**WRITTEN PROBLEM**.
In the records that follow, show each line where the word "original" is present.

----

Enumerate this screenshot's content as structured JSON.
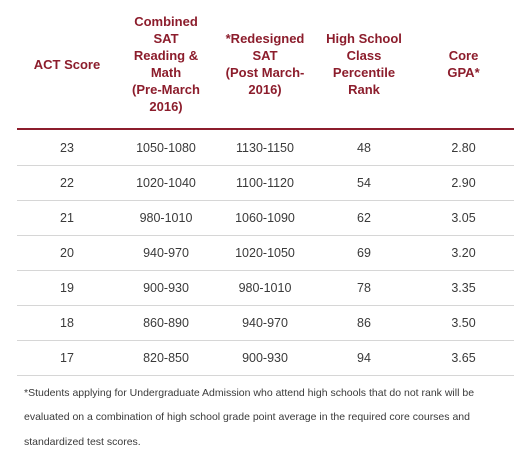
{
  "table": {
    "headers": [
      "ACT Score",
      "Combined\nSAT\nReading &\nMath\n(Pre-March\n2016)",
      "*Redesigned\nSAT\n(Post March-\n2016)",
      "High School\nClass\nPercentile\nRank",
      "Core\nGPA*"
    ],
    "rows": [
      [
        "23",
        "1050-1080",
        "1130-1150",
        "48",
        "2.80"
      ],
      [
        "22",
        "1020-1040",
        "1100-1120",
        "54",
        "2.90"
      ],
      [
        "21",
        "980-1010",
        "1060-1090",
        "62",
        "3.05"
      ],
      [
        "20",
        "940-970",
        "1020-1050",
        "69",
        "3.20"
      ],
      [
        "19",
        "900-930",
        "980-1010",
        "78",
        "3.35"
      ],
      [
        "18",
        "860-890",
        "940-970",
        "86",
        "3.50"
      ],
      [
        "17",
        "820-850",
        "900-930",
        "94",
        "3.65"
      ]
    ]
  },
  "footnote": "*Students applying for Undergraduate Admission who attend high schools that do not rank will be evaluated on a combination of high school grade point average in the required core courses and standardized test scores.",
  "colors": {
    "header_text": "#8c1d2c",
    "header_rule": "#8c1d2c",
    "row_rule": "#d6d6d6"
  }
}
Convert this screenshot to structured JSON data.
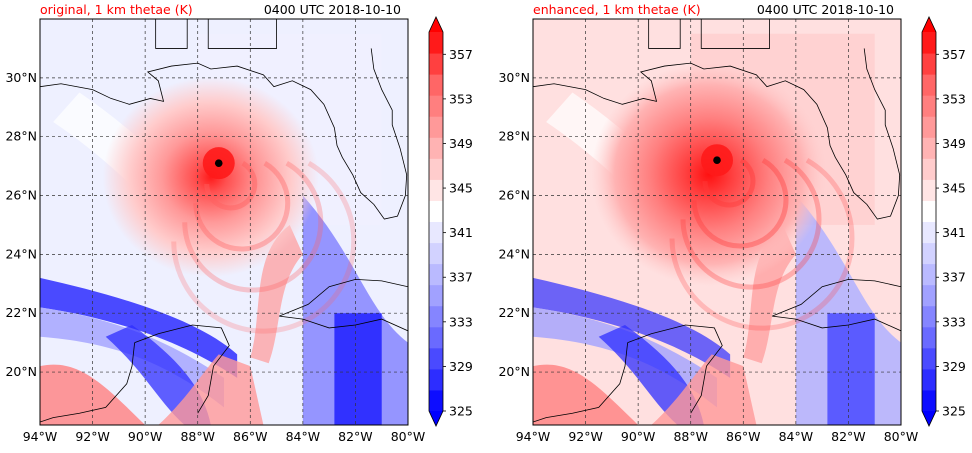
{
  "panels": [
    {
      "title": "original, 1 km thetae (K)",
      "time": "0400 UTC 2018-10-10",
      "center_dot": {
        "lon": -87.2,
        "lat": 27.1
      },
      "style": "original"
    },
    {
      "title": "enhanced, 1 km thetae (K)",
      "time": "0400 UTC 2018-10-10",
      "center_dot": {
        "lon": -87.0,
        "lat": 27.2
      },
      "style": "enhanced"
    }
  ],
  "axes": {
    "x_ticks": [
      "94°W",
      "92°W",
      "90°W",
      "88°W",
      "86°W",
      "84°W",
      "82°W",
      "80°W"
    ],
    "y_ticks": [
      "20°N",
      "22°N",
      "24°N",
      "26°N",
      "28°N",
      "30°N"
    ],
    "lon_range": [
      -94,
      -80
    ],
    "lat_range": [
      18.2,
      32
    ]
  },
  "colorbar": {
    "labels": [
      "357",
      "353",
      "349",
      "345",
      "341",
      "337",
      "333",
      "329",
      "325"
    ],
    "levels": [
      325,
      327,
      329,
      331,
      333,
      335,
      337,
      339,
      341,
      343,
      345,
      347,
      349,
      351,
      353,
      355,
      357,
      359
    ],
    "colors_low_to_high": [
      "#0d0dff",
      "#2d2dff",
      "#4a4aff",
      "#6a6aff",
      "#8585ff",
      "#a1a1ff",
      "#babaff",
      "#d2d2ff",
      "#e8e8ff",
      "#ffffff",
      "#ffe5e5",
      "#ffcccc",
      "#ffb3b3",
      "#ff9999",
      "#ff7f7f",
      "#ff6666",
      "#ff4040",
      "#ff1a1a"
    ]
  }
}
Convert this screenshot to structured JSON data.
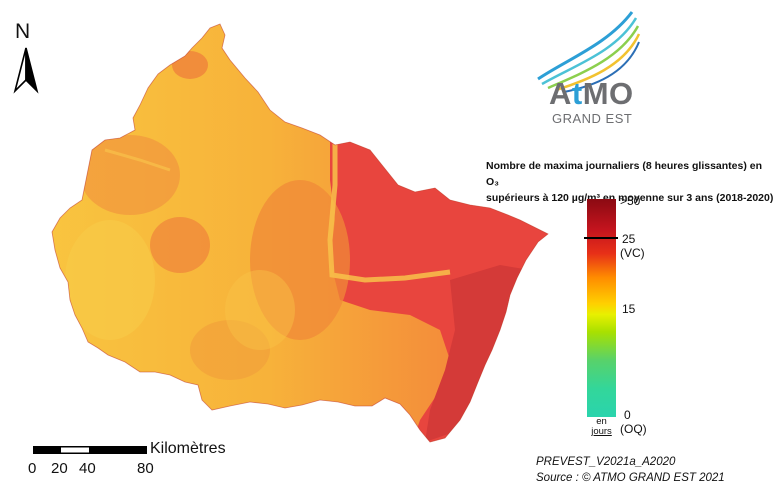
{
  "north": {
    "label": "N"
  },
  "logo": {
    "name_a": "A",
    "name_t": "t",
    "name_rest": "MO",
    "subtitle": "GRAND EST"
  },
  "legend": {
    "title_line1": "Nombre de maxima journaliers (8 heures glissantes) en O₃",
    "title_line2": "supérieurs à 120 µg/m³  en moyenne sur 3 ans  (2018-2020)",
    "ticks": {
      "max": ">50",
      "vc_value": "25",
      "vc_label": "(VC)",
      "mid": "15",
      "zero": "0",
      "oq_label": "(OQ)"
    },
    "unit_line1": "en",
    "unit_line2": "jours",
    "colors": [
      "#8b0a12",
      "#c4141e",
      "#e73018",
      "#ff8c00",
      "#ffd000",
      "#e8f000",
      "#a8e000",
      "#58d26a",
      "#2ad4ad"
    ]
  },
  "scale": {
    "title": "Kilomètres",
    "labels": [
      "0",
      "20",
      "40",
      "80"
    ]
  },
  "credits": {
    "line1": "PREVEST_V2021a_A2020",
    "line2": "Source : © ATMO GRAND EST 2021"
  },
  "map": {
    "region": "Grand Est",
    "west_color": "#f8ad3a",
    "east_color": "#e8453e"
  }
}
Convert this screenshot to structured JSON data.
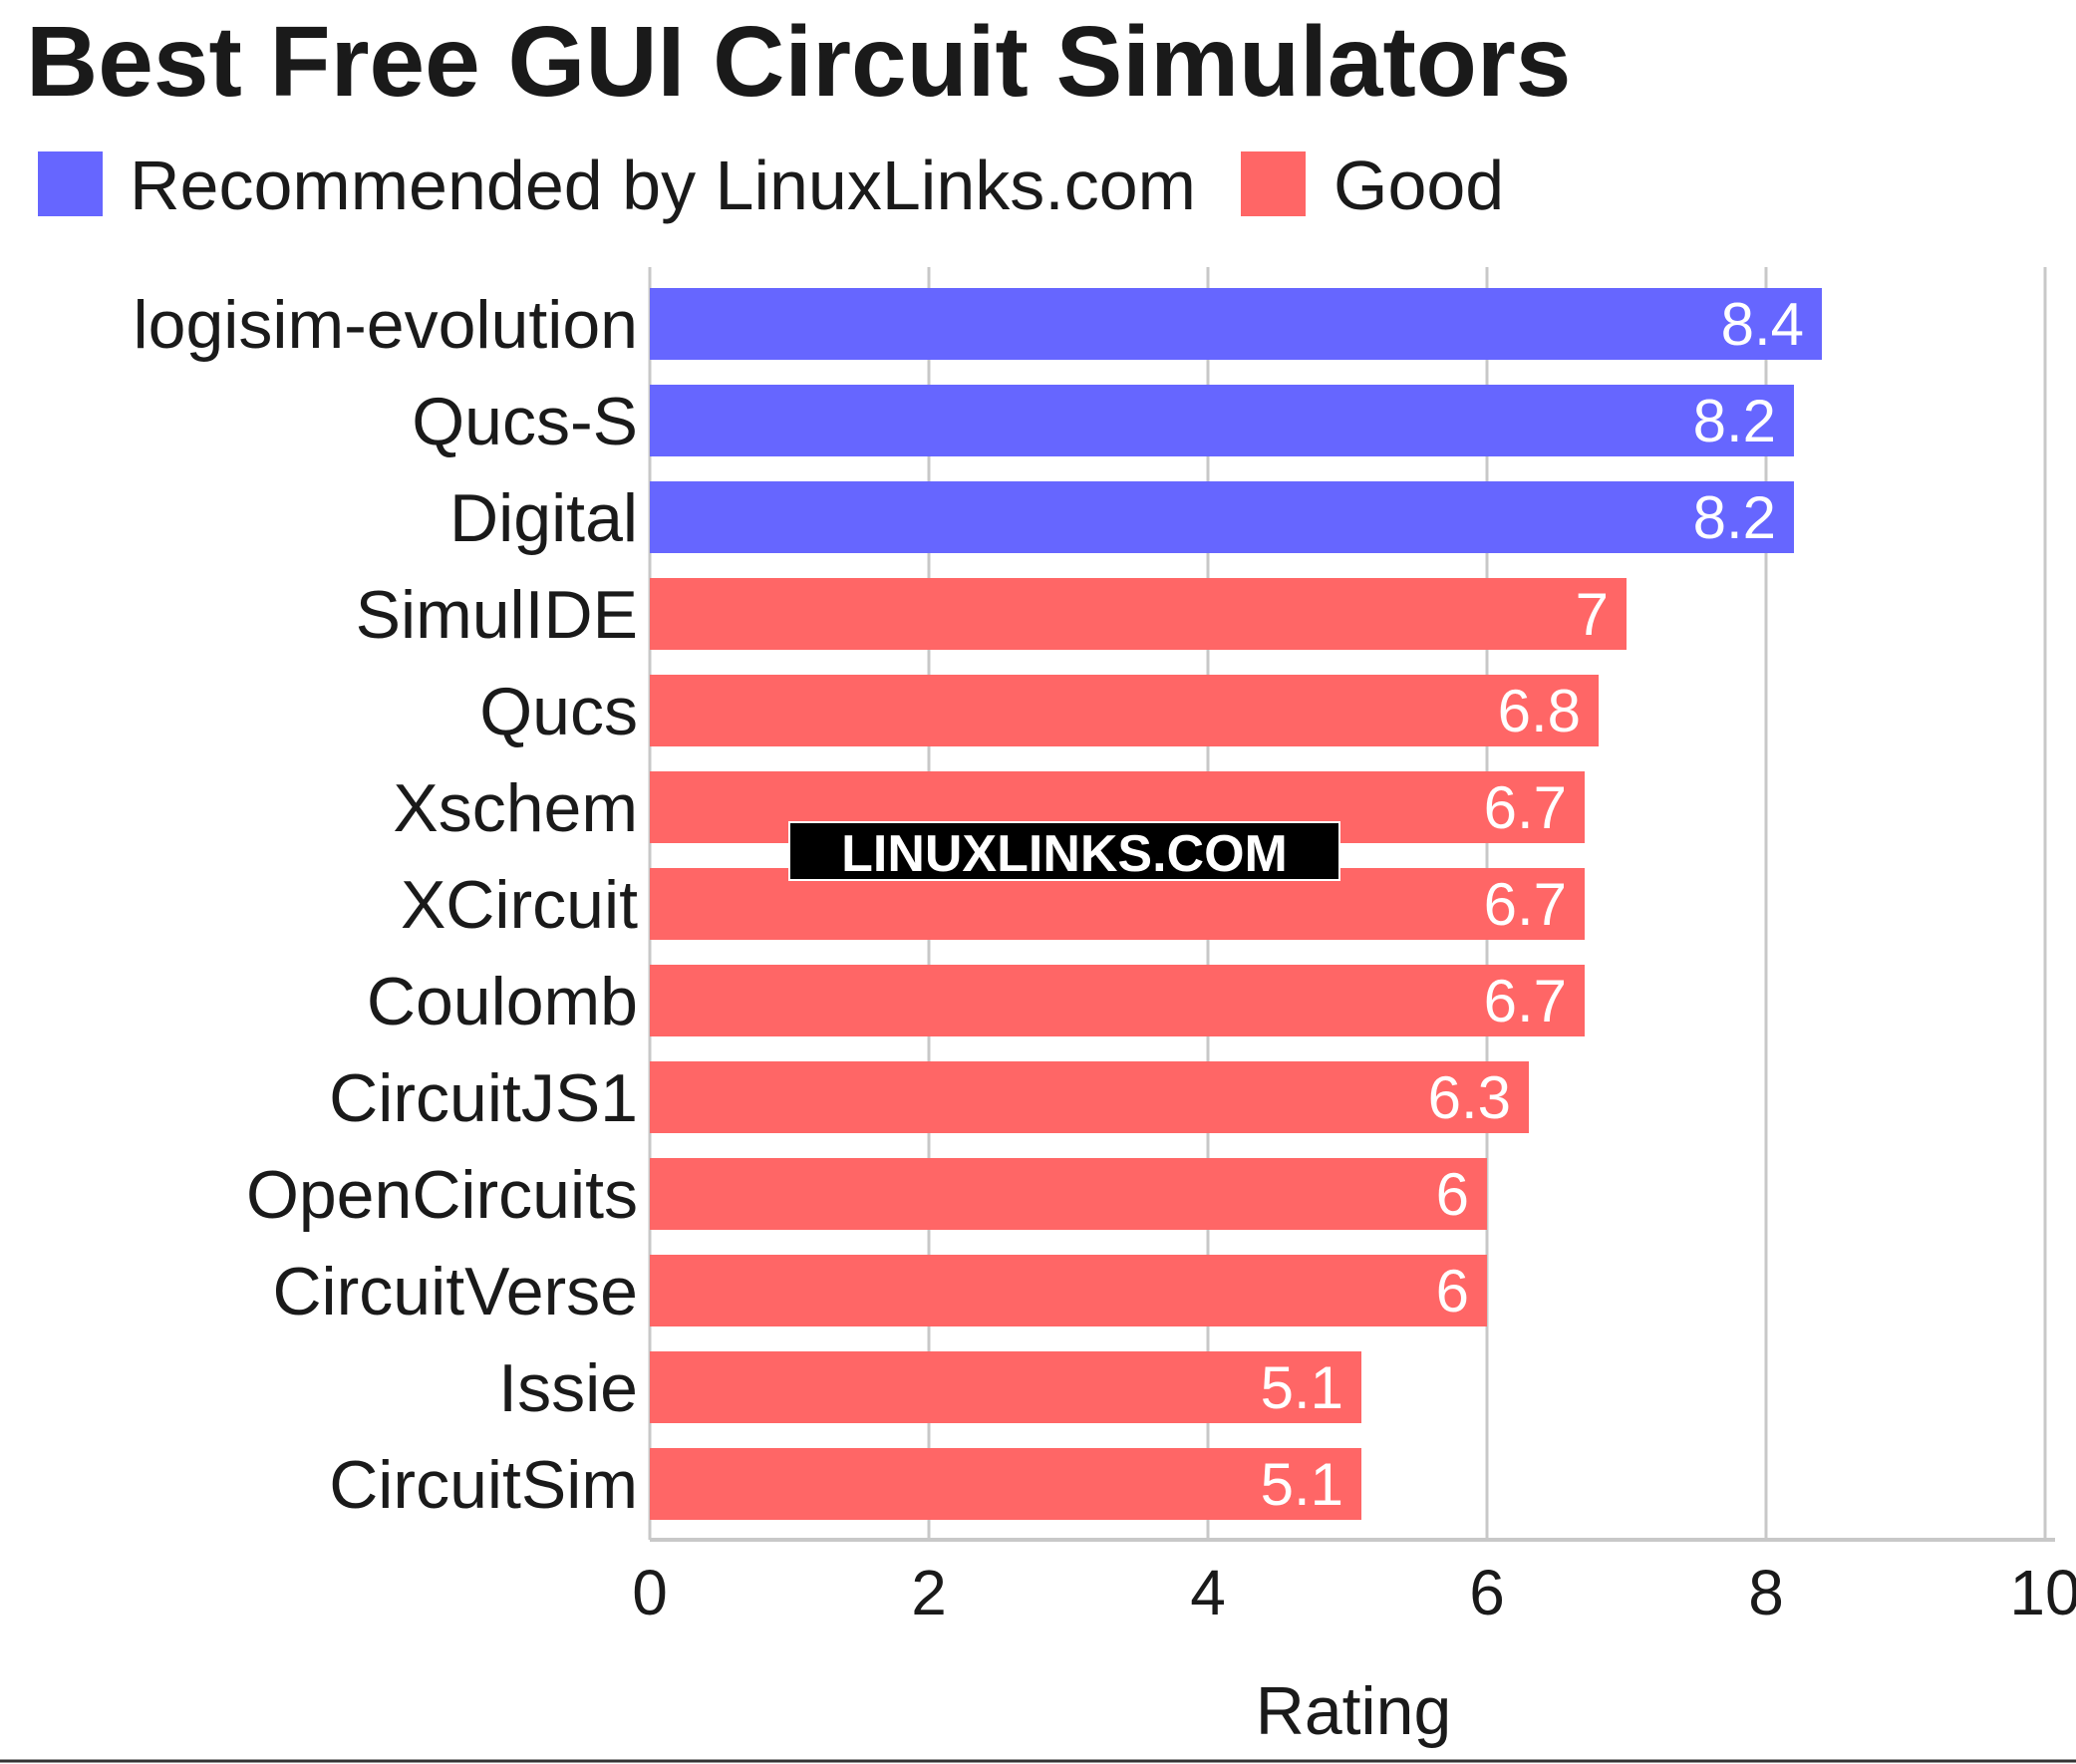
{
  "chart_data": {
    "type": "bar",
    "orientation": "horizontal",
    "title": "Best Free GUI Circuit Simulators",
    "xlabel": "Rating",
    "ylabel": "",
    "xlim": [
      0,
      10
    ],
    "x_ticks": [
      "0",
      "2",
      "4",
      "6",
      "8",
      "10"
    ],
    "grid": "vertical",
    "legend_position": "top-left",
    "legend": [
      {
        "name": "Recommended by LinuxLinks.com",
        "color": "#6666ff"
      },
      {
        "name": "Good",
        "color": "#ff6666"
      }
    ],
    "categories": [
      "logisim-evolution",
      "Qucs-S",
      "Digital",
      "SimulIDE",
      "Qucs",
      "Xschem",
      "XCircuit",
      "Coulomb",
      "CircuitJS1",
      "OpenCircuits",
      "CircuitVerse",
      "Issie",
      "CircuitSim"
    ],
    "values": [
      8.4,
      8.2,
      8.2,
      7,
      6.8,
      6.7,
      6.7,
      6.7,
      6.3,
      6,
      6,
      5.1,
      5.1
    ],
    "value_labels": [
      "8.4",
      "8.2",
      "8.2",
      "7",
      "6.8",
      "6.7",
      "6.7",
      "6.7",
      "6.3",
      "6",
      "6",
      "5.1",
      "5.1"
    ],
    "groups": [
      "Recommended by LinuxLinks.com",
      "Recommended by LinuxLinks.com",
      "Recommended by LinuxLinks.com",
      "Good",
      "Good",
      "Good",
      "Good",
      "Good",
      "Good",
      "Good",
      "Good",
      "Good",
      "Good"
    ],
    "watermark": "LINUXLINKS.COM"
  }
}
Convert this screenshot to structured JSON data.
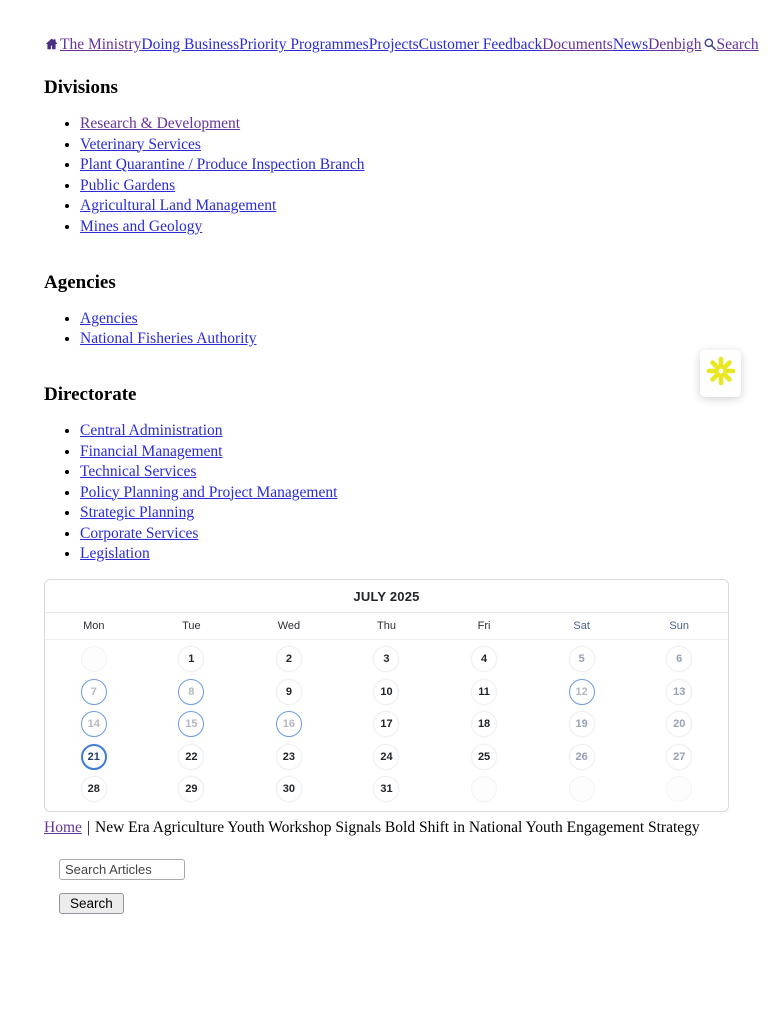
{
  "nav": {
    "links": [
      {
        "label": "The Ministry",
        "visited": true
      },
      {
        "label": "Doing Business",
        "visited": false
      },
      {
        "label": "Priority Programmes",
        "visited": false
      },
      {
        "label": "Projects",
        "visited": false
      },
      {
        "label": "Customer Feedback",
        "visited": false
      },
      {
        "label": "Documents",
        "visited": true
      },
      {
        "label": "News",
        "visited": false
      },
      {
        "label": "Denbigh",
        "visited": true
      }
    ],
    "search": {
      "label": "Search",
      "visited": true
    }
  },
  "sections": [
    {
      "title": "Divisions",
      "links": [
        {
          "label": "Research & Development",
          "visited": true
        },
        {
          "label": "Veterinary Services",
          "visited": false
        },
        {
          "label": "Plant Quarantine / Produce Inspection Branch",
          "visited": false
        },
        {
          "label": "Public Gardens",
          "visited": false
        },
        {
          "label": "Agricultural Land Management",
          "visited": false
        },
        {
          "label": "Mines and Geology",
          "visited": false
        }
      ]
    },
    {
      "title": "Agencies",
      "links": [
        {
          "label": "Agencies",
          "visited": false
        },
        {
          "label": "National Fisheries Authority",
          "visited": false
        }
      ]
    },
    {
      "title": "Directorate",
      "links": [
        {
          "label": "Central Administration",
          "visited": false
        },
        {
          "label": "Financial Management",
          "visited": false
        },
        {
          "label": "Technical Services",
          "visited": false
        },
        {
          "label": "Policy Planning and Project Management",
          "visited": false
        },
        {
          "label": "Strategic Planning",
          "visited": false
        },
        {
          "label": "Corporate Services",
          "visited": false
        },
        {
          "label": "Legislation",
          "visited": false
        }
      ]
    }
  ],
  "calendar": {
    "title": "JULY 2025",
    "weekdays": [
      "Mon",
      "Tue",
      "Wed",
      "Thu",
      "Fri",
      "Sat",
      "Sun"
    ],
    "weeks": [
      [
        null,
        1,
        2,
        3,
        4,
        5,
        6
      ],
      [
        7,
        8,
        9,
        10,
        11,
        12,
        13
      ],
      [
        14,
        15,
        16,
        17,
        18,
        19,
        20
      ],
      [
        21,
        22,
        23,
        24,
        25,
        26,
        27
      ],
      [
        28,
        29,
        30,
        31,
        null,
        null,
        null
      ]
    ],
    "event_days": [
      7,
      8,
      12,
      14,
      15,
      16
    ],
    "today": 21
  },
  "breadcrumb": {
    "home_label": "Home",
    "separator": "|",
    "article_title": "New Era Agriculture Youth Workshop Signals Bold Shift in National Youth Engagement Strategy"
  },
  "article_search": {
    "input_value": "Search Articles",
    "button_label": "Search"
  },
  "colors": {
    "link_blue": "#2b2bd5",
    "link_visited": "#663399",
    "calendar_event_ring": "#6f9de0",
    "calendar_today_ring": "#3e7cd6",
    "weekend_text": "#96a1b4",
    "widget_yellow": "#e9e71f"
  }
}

----

**COMPLETED EXERCISE**.
      "title": "original, 1 km thetae (K)",
      "style": "original"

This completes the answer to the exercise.